Task objective: Filter these entries, keeping only lines that hold the word "Cabinets".

--- BEGIN Excerpted records ---

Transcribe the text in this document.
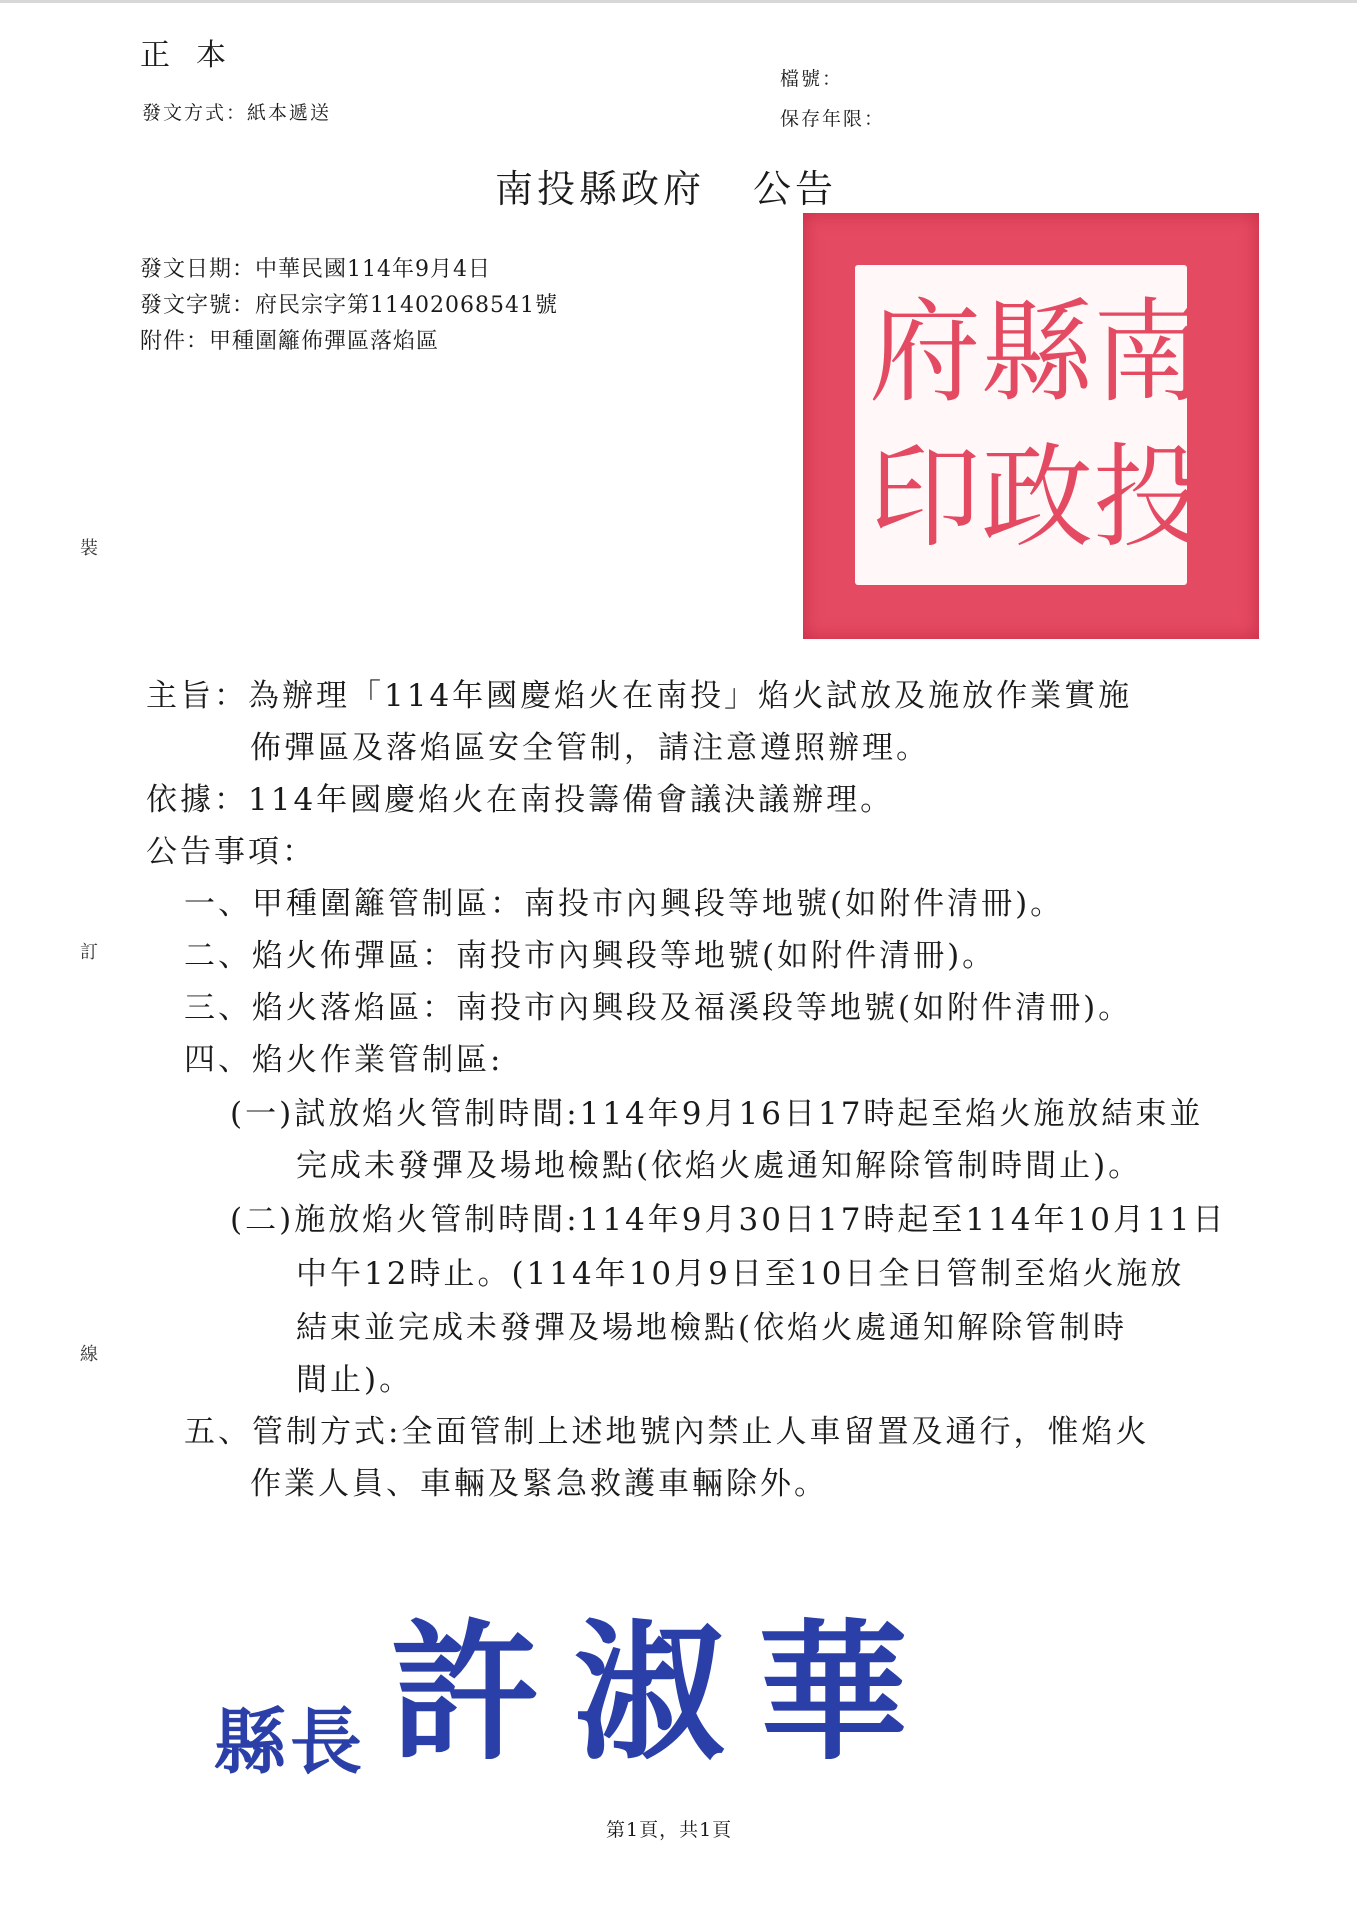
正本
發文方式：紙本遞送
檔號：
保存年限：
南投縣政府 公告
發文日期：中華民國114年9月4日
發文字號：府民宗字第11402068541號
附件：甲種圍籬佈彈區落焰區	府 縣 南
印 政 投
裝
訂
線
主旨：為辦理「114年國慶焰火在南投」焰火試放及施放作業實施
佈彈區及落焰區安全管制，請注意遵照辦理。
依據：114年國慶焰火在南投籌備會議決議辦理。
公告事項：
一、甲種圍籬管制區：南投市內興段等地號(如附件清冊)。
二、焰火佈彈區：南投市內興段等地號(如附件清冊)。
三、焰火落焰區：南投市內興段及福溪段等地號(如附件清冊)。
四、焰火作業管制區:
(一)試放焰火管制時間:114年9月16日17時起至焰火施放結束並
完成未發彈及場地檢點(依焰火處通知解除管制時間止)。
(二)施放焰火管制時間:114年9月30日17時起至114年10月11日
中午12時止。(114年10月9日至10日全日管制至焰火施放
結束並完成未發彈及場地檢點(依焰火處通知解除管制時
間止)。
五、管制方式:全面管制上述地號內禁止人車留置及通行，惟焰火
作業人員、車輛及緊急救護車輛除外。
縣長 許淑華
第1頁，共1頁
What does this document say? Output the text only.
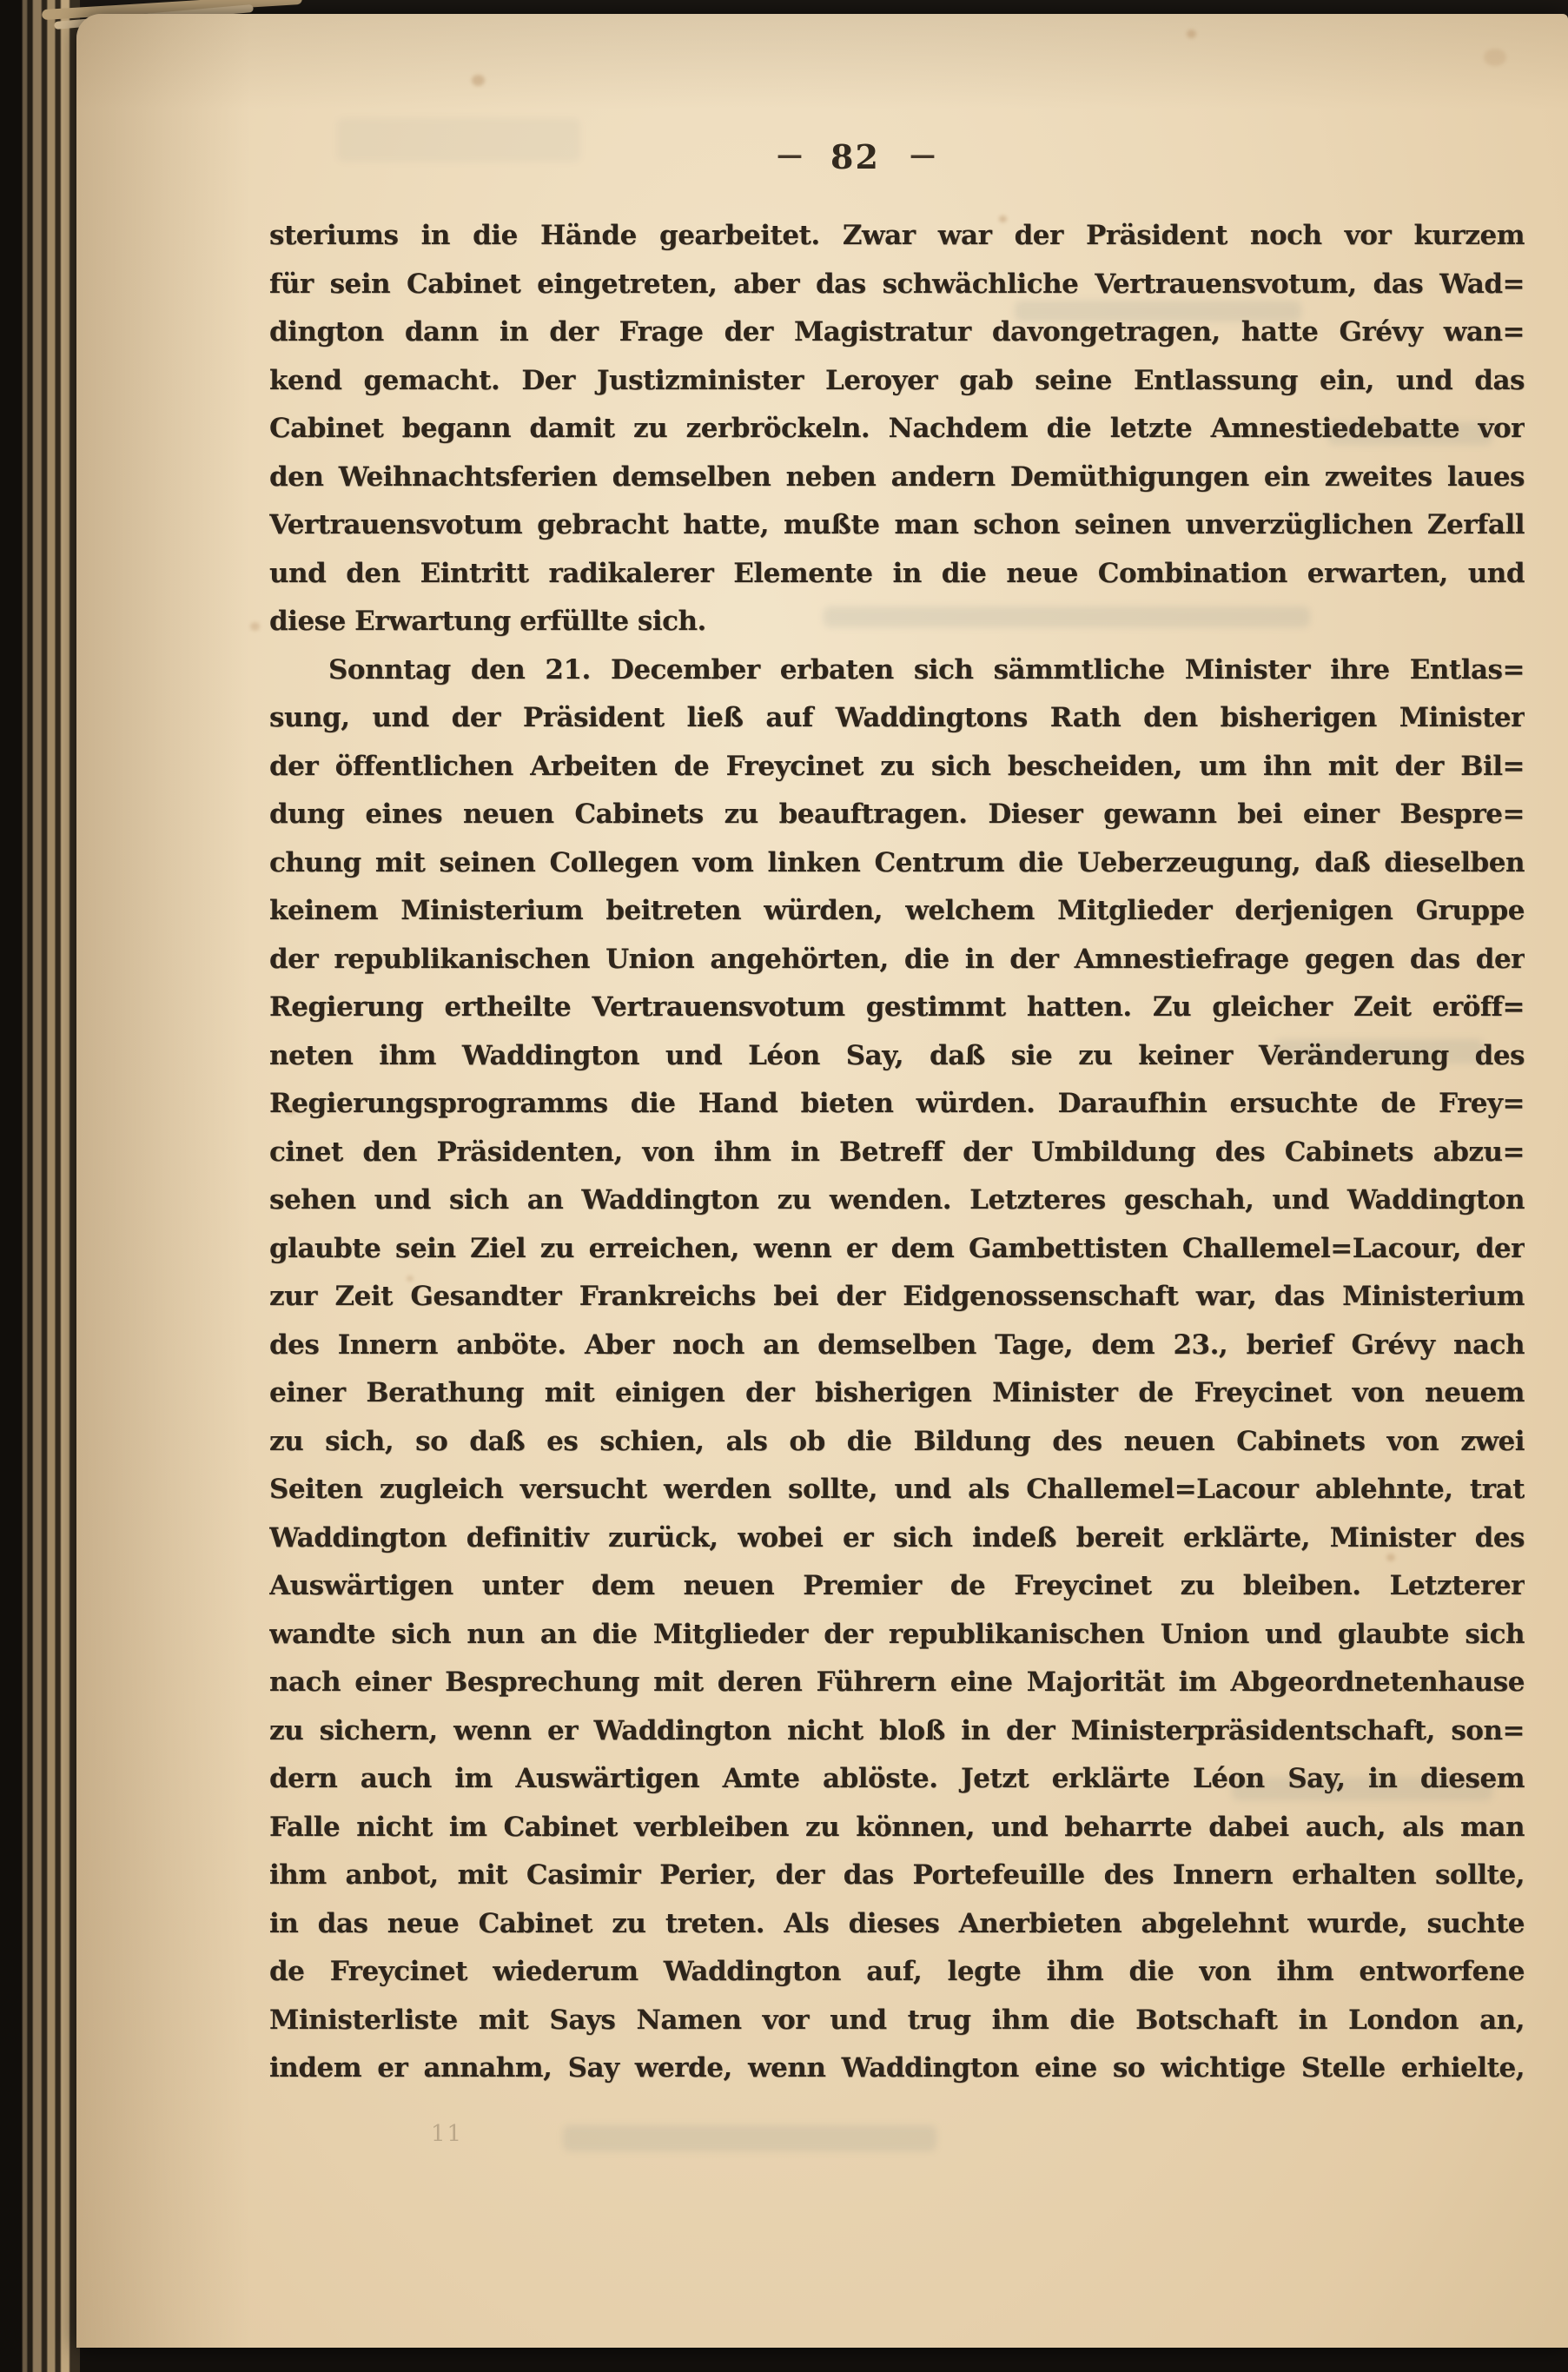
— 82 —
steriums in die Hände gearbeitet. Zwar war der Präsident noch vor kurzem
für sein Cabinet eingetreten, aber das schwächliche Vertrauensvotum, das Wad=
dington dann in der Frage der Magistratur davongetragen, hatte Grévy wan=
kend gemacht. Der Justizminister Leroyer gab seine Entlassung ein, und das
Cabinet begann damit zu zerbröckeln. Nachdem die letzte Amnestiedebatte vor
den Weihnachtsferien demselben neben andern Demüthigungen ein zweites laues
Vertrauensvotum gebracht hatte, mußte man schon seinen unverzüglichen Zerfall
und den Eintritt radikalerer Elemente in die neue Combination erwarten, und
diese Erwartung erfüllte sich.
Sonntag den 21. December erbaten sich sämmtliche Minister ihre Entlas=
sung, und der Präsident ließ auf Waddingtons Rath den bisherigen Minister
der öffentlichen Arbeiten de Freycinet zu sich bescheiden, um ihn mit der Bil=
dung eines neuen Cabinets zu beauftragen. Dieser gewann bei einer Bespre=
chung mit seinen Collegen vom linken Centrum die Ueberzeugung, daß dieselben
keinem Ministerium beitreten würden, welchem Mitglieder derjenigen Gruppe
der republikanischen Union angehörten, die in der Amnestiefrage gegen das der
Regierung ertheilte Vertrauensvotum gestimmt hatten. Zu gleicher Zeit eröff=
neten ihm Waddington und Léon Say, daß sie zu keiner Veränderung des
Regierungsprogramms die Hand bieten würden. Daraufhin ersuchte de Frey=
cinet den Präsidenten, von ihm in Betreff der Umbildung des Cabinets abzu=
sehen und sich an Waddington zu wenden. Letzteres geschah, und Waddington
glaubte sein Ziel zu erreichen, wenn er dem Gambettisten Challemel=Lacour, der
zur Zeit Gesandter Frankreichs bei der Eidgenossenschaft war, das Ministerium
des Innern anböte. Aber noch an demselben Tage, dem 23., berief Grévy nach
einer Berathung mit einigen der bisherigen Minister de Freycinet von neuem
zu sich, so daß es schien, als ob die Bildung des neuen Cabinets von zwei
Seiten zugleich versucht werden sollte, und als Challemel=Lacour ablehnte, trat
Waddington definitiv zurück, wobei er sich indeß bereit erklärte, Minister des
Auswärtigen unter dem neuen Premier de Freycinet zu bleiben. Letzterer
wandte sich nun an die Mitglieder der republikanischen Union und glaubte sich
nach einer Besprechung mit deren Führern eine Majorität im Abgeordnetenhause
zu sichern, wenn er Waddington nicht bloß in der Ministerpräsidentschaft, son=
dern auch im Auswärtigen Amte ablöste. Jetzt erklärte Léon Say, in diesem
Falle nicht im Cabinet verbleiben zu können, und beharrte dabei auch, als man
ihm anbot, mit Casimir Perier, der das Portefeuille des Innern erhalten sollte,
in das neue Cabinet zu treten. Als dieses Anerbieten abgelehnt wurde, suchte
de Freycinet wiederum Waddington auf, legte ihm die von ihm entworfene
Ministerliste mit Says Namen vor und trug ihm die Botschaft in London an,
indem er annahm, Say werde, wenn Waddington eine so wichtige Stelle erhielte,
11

--- END Excerpted records ---

Complete answer:
dung eines neuen Cabinets zu beauftragen. Dieser gewann bei einer Bespre=
cinet den Präsidenten, von ihm in Betreff der Umbildung des Cabinets abzu=
zu sich, so daß es schien, als ob die Bildung des neuen Cabinets von zwei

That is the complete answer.